* BEGIN Material for the task *

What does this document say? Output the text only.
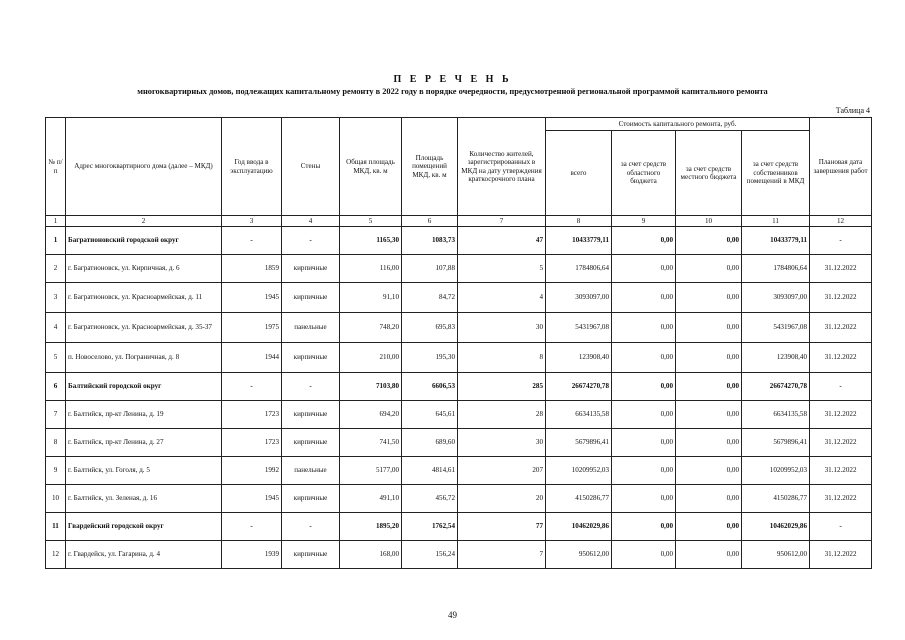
П Е Р Е Ч Е Н Ь
многоквартирных домов, подлежащих капитальному ремонту в 2022 году в порядке очередности, предусмотренной региональной программой капитального ремонта
Таблица 4
№ п/п	Адрес многоквартирного дома (далее – МКД)	Год ввода в эксплуатацию	Стены	Общая площадь МКД, кв. м	Площадь помещений МКД, кв. м	Количество жителей, зарегистрированных в МКД на дату утверждения краткосрочного плана	Стоимость капитального ремонта, руб.				Плановая дата завершения работ
							всего	за счет средств областного бюджета	за счет средств местного бюджета	за счет средств собственников помещений в МКД	
1	2	3	4	5	6	7	8	9	10	11	12
1	Багратионовский городской округ	-	-	1165,30	1083,73	47	10433779,11	0,00	0,00	10433779,11	-
2	г. Багратионовск, ул. Кирпичная, д. 6	1859	кирпичные	116,00	107,88	5	1784806,64	0,00	0,00	1784806,64	31.12.2022
3	г. Багратионовск, ул. Красноармейская, д. 11	1945	кирпичные	91,10	84,72	4	3093097,00	0,00	0,00	3093097,00	31.12.2022
4	г. Багратионовск, ул. Красноармейская, д. 35-37	1975	панельные	748,20	695,83	30	5431967,08	0,00	0,00	5431967,08	31.12.2022
5	п. Новоселово, ул. Пограничная, д. 8	1944	кирпичные	210,00	195,30	8	123908,40	0,00	0,00	123908,40	31.12.2022
6	Балтийский городской округ	-	-	7103,80	6606,53	285	26674270,78	0,00	0,00	26674270,78	-
7	г. Балтийск, пр-кт Ленина, д. 19	1723	кирпичные	694,20	645,61	28	6634135,58	0,00	0,00	6634135,58	31.12.2022
8	г. Балтийск, пр-кт Ленина, д. 27	1723	кирпичные	741,50	689,60	30	5679896,41	0,00	0,00	5679896,41	31.12.2022
9	г. Балтийск, ул. Гоголя, д. 5	1992	панельные	5177,00	4814,61	207	10209952,03	0,00	0,00	10209952,03	31.12.2022
10	г. Балтийск, ул. Зеленая, д. 16	1945	кирпичные	491,10	456,72	20	4150286,77	0,00	0,00	4150286,77	31.12.2022
11	Гвардейский городской округ	-	-	1895,20	1762,54	77	10462029,86	0,00	0,00	10462029,86	-
12	г. Гвардейск, ул. Гагарина, д. 4	1939	кирпичные	168,00	156,24	7	950612,00	0,00	0,00	950612,00	31.12.2022
49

* END Material for the task *

:: Work to complete ::
Report all lines of the data above that include the string "Ленина".

:: The reply ::
7	г. Балтийск, пр-кт Ленина, д. 19	1723	кирпичные	694,20	645,61	28	6634135,58	0,00	0,00	6634135,58	31.12.2022
8	г. Балтийск, пр-кт Ленина, д. 27	1723	кирпичные	741,50	689,60	30	5679896,41	0,00	0,00	5679896,41	31.12.2022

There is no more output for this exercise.